Directions for this task
Work through the following lines and count those that hold the word "Output". Reply with that number only.

───── Data entries ─────

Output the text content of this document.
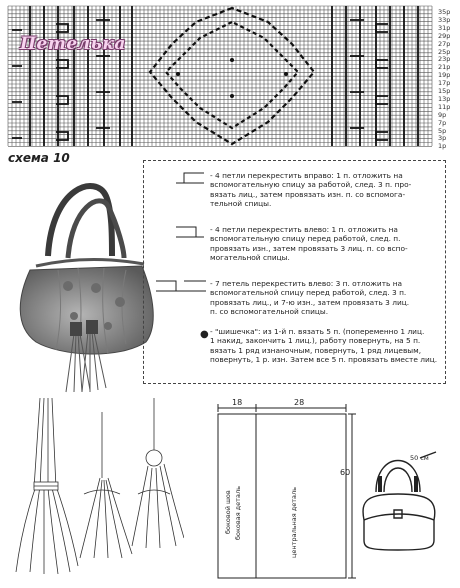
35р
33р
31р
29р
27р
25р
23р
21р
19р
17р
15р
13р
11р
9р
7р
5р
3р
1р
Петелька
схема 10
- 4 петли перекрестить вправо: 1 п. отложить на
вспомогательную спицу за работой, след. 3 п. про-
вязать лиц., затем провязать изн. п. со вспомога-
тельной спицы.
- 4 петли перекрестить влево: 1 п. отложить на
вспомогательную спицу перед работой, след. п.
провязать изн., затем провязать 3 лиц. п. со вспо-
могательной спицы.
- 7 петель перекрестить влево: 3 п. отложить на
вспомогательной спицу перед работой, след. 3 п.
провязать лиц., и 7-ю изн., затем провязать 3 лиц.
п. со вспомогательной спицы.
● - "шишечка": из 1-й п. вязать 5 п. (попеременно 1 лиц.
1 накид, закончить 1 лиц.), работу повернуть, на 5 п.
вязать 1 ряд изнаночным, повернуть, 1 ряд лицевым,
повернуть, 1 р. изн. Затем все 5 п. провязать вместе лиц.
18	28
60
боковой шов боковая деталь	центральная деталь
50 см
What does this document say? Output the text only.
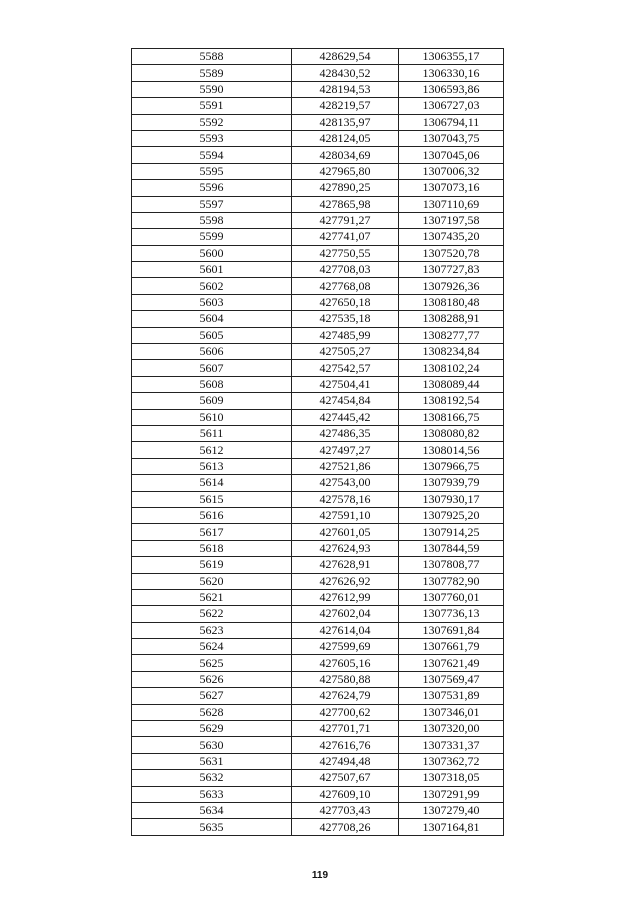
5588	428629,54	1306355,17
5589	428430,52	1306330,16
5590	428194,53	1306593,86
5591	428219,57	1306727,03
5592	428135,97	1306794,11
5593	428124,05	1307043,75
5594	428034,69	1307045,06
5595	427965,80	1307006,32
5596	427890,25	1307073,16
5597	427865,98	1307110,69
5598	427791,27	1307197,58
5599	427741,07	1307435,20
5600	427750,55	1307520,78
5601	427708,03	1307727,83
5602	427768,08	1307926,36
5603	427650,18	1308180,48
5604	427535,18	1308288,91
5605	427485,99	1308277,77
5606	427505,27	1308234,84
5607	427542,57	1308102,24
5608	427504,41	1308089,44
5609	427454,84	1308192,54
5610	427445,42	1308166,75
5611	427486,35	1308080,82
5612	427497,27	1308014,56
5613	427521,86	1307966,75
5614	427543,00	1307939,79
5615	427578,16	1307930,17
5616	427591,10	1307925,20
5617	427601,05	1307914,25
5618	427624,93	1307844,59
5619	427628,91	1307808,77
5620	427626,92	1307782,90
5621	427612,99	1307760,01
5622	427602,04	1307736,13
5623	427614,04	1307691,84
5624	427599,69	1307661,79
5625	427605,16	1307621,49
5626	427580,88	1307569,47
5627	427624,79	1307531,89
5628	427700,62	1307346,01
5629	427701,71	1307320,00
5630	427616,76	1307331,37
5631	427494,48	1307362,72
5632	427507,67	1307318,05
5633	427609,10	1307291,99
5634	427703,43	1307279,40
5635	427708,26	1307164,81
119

─────

Problem solution
2